## [Text shown]
┌──
One of the scenes in the 2020 released Malayalam film Kappela (Chapel, in English) is a visibly infuriated father (James Eliya) running after his teenager daughter whom he saw returning from school sitting pillion on a young school boy’s bicycle. She knows what exactly “her mistake” is and so she runs for her life into their house and that is when her father catches her and beats her up for her blasphemy. Not a word is exchanged between the father and the daughter before he thrashes her. This ‘misogynist but good man as protecting the naive girl’ narrative is repeated in several instances throughout the film, among other narratives that make the film anything but feminist. Kappela does not project itself as feminist either.

Released on the OTT platform Netflix, this fast-paced thriller is directed by Muhammad Musthafa (who also acts in the film), the story is fairly simple and the story-telling crisp, given life by the stellar acting of Anna Ben as Jessy, Roshan Matthew as Vishnu and Sreenath Bhasi as Roy.
└──
[Records from a data source]
┌──
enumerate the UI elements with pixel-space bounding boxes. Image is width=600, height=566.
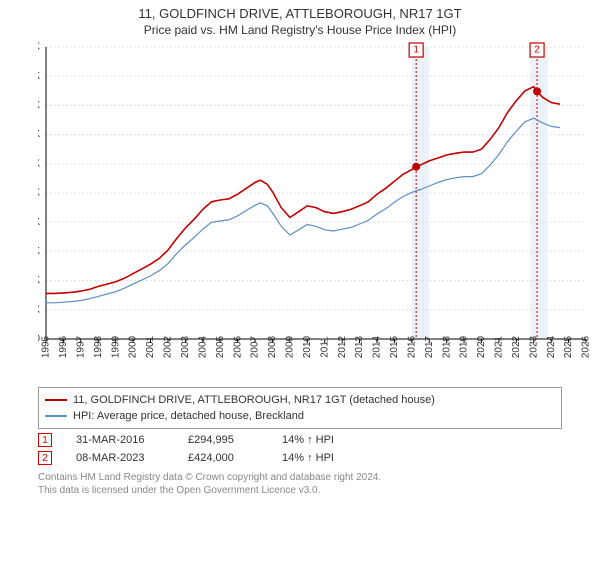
svg-text:2017: 2017 bbox=[424, 335, 435, 358]
chart-subtitle: Price paid vs. HM Land Registry's House … bbox=[0, 23, 600, 37]
svg-text:2: 2 bbox=[534, 45, 540, 56]
svg-text:2020: 2020 bbox=[476, 335, 487, 358]
svg-text:£250K: £250K bbox=[38, 188, 40, 199]
svg-text:2014: 2014 bbox=[372, 335, 383, 358]
legend-box: 11, GOLDFINCH DRIVE, ATTLEBOROUGH, NR17 … bbox=[38, 387, 562, 429]
svg-text:£400K: £400K bbox=[38, 100, 40, 111]
svg-text:2010: 2010 bbox=[302, 335, 313, 358]
chart-area: £0£50K£100K£150K£200K£250K£300K£350K£400… bbox=[38, 41, 596, 381]
event-date: 31-MAR-2016 bbox=[76, 434, 164, 446]
svg-text:£100K: £100K bbox=[38, 275, 40, 286]
svg-text:2005: 2005 bbox=[215, 335, 226, 358]
chart-title: 11, GOLDFINCH DRIVE, ATTLEBOROUGH, NR17 … bbox=[0, 6, 600, 21]
event-row: 2 08-MAR-2023 £424,000 14% ↑ HPI bbox=[38, 451, 562, 465]
event-delta: 14% ↑ HPI bbox=[282, 434, 334, 446]
svg-text:2026: 2026 bbox=[581, 335, 592, 358]
svg-text:2012: 2012 bbox=[337, 335, 348, 358]
svg-text:2008: 2008 bbox=[267, 335, 278, 358]
svg-text:2023: 2023 bbox=[528, 335, 539, 358]
legend-swatch-icon bbox=[45, 399, 67, 401]
legend-label: HPI: Average price, detached house, Brec… bbox=[73, 408, 304, 424]
legend-label: 11, GOLDFINCH DRIVE, ATTLEBOROUGH, NR17 … bbox=[73, 392, 435, 408]
svg-text:2007: 2007 bbox=[250, 335, 261, 358]
event-date: 08-MAR-2023 bbox=[76, 452, 164, 464]
svg-text:2019: 2019 bbox=[459, 335, 470, 358]
event-price: £294,995 bbox=[188, 434, 258, 446]
svg-text:2016: 2016 bbox=[406, 335, 417, 358]
event-marker-icon: 1 bbox=[38, 433, 52, 447]
event-delta: 14% ↑ HPI bbox=[282, 452, 334, 464]
footer-attribution: Contains HM Land Registry data © Crown c… bbox=[38, 471, 562, 497]
event-price: £424,000 bbox=[188, 452, 258, 464]
event-row: 1 31-MAR-2016 £294,995 14% ↑ HPI bbox=[38, 433, 562, 447]
legend-item: 11, GOLDFINCH DRIVE, ATTLEBOROUGH, NR17 … bbox=[45, 392, 555, 408]
svg-text:2004: 2004 bbox=[197, 335, 208, 358]
svg-text:1998: 1998 bbox=[93, 335, 104, 358]
svg-text:1997: 1997 bbox=[75, 335, 86, 358]
svg-text:2024: 2024 bbox=[546, 335, 557, 358]
svg-text:£500K: £500K bbox=[38, 42, 40, 53]
svg-text:2013: 2013 bbox=[354, 335, 365, 358]
svg-text:£350K: £350K bbox=[38, 129, 40, 140]
svg-text:£50K: £50K bbox=[38, 304, 40, 315]
svg-text:£200K: £200K bbox=[38, 217, 40, 228]
svg-text:2011: 2011 bbox=[319, 336, 330, 358]
svg-text:2009: 2009 bbox=[285, 335, 296, 358]
footer-line: This data is licensed under the Open Gov… bbox=[38, 484, 562, 497]
svg-text:1996: 1996 bbox=[58, 335, 69, 358]
svg-text:1995: 1995 bbox=[41, 335, 52, 358]
svg-text:2021: 2021 bbox=[494, 335, 505, 358]
svg-text:2022: 2022 bbox=[511, 335, 522, 358]
line-chart-svg: £0£50K£100K£150K£200K£250K£300K£350K£400… bbox=[38, 41, 596, 381]
svg-text:2001: 2001 bbox=[145, 335, 156, 358]
legend-item: HPI: Average price, detached house, Brec… bbox=[45, 408, 555, 424]
legend-swatch-icon bbox=[45, 415, 67, 417]
svg-text:£150K: £150K bbox=[38, 246, 40, 257]
svg-text:2015: 2015 bbox=[389, 335, 400, 358]
svg-text:1: 1 bbox=[413, 45, 419, 56]
footer-line: Contains HM Land Registry data © Crown c… bbox=[38, 471, 562, 484]
svg-text:£450K: £450K bbox=[38, 71, 40, 82]
svg-text:£300K: £300K bbox=[38, 158, 40, 169]
svg-text:2018: 2018 bbox=[441, 335, 452, 358]
svg-text:2025: 2025 bbox=[563, 335, 574, 358]
svg-text:2002: 2002 bbox=[163, 335, 174, 358]
event-marker-icon: 2 bbox=[38, 451, 52, 465]
svg-text:2000: 2000 bbox=[128, 335, 139, 358]
svg-text:2006: 2006 bbox=[232, 335, 243, 358]
svg-text:2003: 2003 bbox=[180, 335, 191, 358]
svg-text:1999: 1999 bbox=[110, 335, 121, 358]
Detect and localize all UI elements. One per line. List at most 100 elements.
└──
## [Exercise requirements]
• A. Please return the part of the film review that starts with "One of the scenes" and goes on through "as feminist either.", word for word.
• B. Give only the number of lines in the rows that contain the string "ATTLEBOROUGH".
The film review and the rows are unrelated material.

## [Solutions for each task]
• A.
One of the scenes in the 2020 released Malayalam film Kappela (Chapel, in English) is a visibly infuriated father (James Eliya) running after his teenager daughter whom he saw returning from school sitting pillion on a young school boy’s bicycle. She knows what exactly “her mistake” is and so she runs for her life into their house and that is when her father catches her and beats her up for her blasphemy. Not a word is exchanged between the father and the daughter before he thrashes her. This ‘misogynist but good man as protecting the naive girl’ narrative is repeated in several instances throughout the film, among other narratives that make the film anything but feminist. Kappela does not project itself as feminist either.

• B. 4